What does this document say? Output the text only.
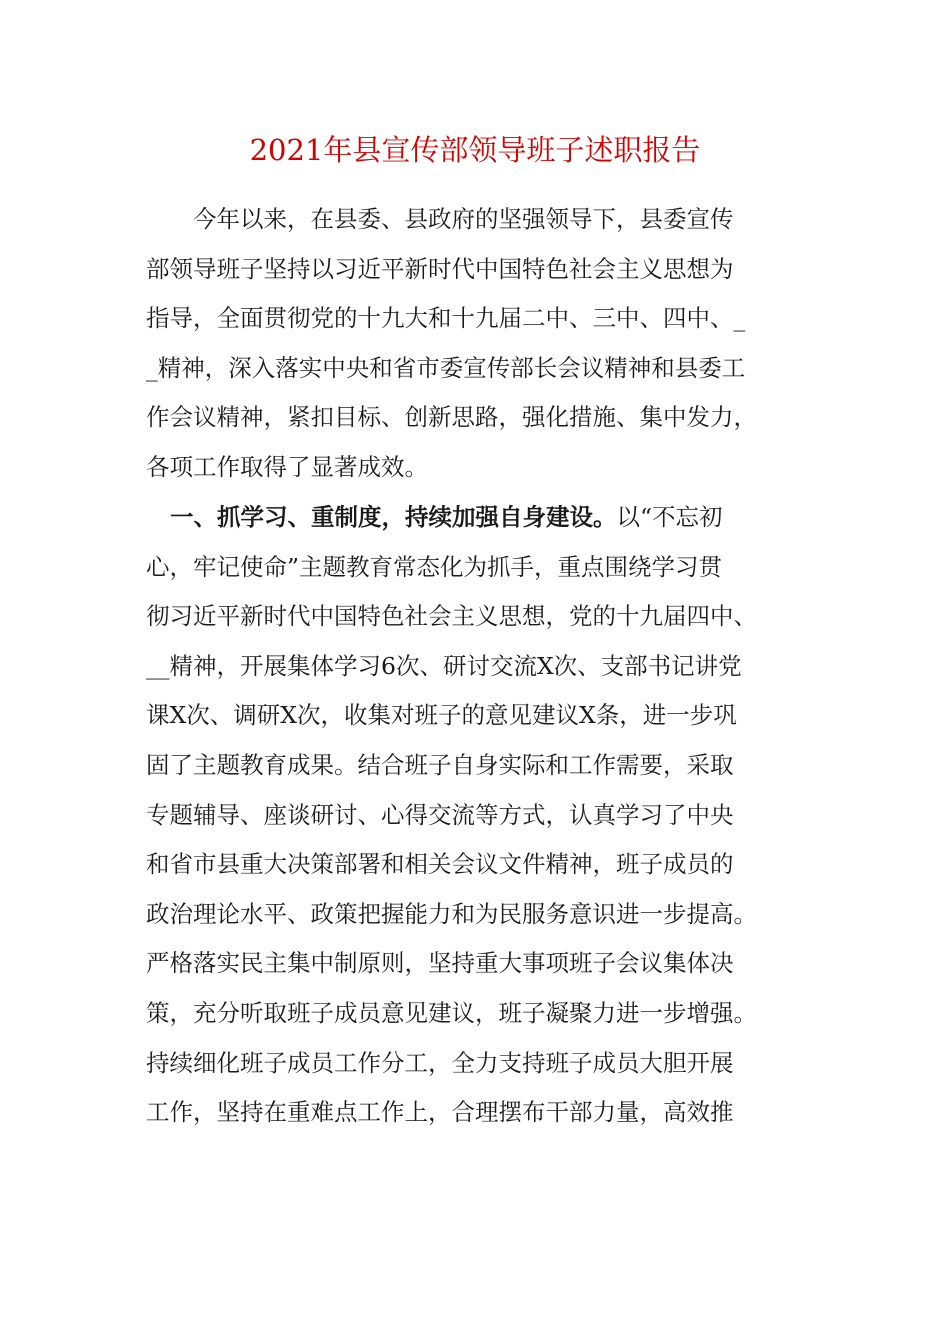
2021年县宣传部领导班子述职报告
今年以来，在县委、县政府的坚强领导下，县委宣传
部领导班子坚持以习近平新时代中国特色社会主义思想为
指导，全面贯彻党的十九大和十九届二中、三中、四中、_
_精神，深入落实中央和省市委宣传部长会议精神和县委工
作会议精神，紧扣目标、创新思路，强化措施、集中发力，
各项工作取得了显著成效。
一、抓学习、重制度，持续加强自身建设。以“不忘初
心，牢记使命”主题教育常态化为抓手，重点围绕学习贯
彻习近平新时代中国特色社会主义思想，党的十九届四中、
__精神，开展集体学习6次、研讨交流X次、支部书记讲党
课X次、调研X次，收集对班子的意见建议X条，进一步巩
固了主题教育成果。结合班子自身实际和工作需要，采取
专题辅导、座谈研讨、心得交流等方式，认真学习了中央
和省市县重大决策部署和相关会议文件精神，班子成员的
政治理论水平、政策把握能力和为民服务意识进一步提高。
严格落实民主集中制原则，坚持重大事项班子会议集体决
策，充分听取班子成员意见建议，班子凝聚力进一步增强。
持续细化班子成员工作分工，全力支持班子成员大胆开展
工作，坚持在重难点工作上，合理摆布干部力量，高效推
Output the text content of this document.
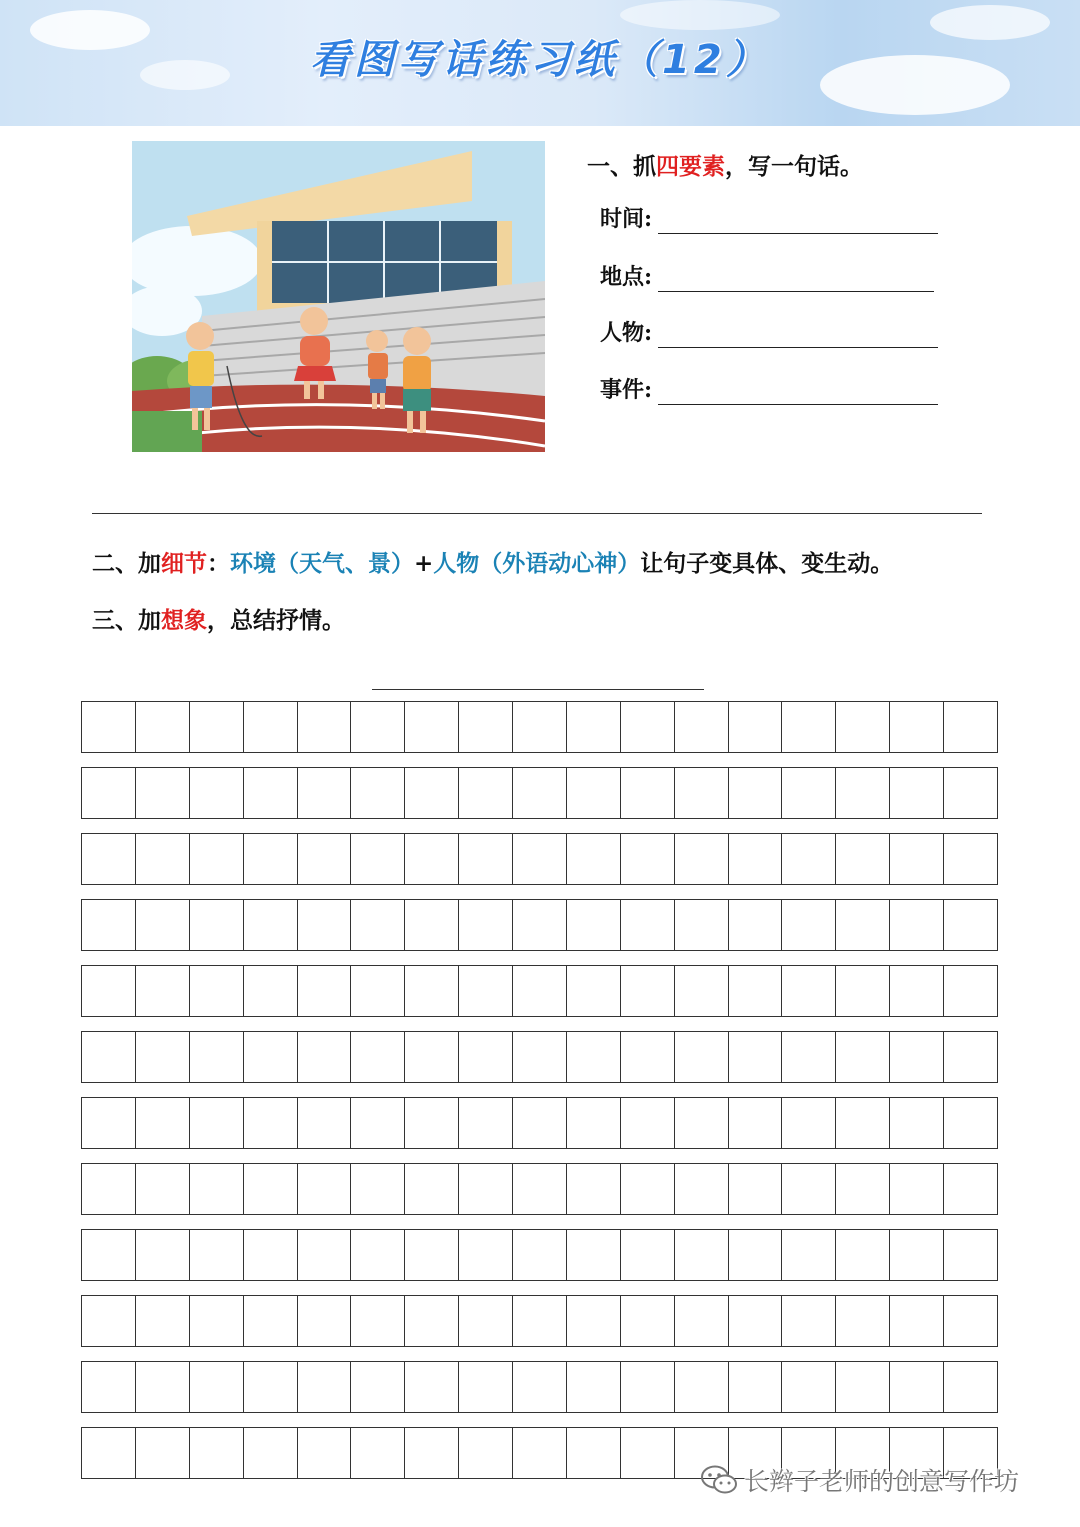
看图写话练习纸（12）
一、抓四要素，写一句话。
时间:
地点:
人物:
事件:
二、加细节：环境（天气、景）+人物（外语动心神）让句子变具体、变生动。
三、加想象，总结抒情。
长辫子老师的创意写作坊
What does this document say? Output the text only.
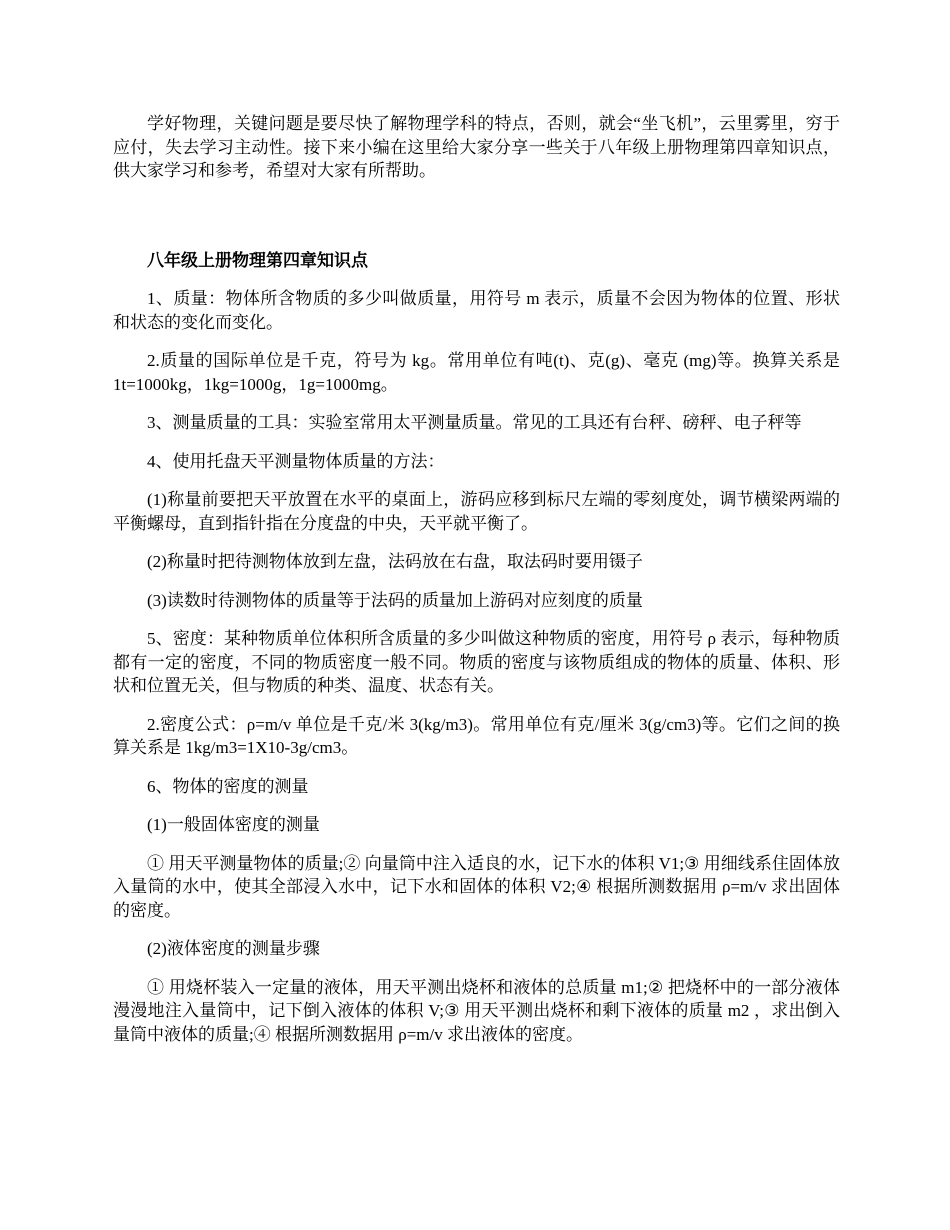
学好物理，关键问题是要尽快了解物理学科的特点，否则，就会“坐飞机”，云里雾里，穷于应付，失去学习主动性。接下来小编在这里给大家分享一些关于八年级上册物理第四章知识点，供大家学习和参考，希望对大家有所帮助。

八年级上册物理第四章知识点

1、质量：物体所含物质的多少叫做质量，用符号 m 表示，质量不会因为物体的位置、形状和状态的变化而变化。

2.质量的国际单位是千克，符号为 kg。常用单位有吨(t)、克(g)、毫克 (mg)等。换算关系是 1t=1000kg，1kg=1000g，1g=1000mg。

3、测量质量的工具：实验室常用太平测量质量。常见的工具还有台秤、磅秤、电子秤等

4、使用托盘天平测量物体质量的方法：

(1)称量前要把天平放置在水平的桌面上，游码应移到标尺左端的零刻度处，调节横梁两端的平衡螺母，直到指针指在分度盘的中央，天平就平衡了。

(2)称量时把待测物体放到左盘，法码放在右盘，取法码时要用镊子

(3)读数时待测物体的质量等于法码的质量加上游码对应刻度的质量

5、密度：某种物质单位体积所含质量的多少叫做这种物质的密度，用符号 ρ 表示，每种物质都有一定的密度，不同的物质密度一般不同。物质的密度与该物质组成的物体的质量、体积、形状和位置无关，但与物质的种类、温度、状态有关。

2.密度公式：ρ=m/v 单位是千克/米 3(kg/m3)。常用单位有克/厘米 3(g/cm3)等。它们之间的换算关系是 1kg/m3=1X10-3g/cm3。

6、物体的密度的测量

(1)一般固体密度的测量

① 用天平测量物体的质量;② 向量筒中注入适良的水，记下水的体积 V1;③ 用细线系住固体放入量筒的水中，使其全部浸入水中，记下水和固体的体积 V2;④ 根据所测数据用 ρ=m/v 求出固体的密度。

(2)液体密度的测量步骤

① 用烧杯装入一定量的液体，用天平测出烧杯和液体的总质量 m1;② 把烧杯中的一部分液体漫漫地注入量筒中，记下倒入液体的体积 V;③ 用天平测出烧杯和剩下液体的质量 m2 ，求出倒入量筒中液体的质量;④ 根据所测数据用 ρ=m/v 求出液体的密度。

Exercise task:
Repeat the entries exactly. Pictures are excluded from the copy.

Answer below:
What does this document say? Output the text only.
2021年县宣传部领导班子述职报告
今年以来，在县委、县政府的坚强领导下，县委宣传
部领导班子坚持以习近平新时代中国特色社会主义思想为
指导，全面贯彻党的十九大和十九届二中、三中、四中、_
_精神，深入落实中央和省市委宣传部长会议精神和县委工
作会议精神，紧扣目标、创新思路，强化措施、集中发力，
各项工作取得了显著成效。
一、抓学习、重制度，持续加强自身建设。以“不忘初
心，牢记使命”主题教育常态化为抓手，重点围绕学习贯
彻习近平新时代中国特色社会主义思想，党的十九届四中、
__精神，开展集体学习6次、研讨交流X次、支部书记讲党
课X次、调研X次，收集对班子的意见建议X条，进一步巩
固了主题教育成果。结合班子自身实际和工作需要，采取
专题辅导、座谈研讨、心得交流等方式，认真学习了中央
和省市县重大决策部署和相关会议文件精神，班子成员的
政治理论水平、政策把握能力和为民服务意识进一步提高。
严格落实民主集中制原则，坚持重大事项班子会议集体决
策，充分听取班子成员意见建议，班子凝聚力进一步增强。
持续细化班子成员工作分工，全力支持班子成员大胆开展
工作，坚持在重难点工作上，合理摆布干部力量，高效推
Output the text content of this document.
看图写话练习纸（12）
一、抓四要素，写一句话。
时间:
地点:
人物:
事件:
二、加细节：环境（天气、景）+人物（外语动心神）让句子变具体、变生动。
三、加想象，总结抒情。
长辫子老师的创意写作坊
What does this document say? Output the text only.
学好物理，关键问题是要尽快了解物理学科的特点，否则，就会“坐飞机”，云里雾里，穷于应付，失去学习主动性。接下来小编在这里给大家分享一些关于八年级上册物理第四章知识点，供大家学习和参考，希望对大家有所帮助。

八年级上册物理第四章知识点

1、质量：物体所含物质的多少叫做质量，用符号 m 表示，质量不会因为物体的位置、形状和状态的变化而变化。

2.质量的国际单位是千克，符号为 kg。常用单位有吨(t)、克(g)、毫克 (mg)等。换算关系是 1t=1000kg，1kg=1000g，1g=1000mg。

3、测量质量的工具：实验室常用太平测量质量。常见的工具还有台秤、磅秤、电子秤等

4、使用托盘天平测量物体质量的方法：

(1)称量前要把天平放置在水平的桌面上，游码应移到标尺左端的零刻度处，调节横梁两端的平衡螺母，直到指针指在分度盘的中央，天平就平衡了。

(2)称量时把待测物体放到左盘，法码放在右盘，取法码时要用镊子

(3)读数时待测物体的质量等于法码的质量加上游码对应刻度的质量

5、密度：某种物质单位体积所含质量的多少叫做这种物质的密度，用符号 ρ 表示，每种物质都有一定的密度，不同的物质密度一般不同。物质的密度与该物质组成的物体的质量、体积、形状和位置无关，但与物质的种类、温度、状态有关。

2.密度公式：ρ=m/v 单位是千克/米 3(kg/m3)。常用单位有克/厘米 3(g/cm3)等。它们之间的换算关系是 1kg/m3=1X10-3g/cm3。

6、物体的密度的测量

(1)一般固体密度的测量

① 用天平测量物体的质量;② 向量筒中注入适良的水，记下水的体积 V1;③ 用细线系住固体放入量筒的水中，使其全部浸入水中，记下水和固体的体积 V2;④ 根据所测数据用 ρ=m/v 求出固体的密度。

(2)液体密度的测量步骤

① 用烧杯装入一定量的液体，用天平测出烧杯和液体的总质量 m1;② 把烧杯中的一部分液体漫漫地注入量筒中，记下倒入液体的体积 V;③ 用天平测出烧杯和剩下液体的质量 m2 ，求出倒入量筒中液体的质量;④ 根据所测数据用 ρ=m/v 求出液体的密度。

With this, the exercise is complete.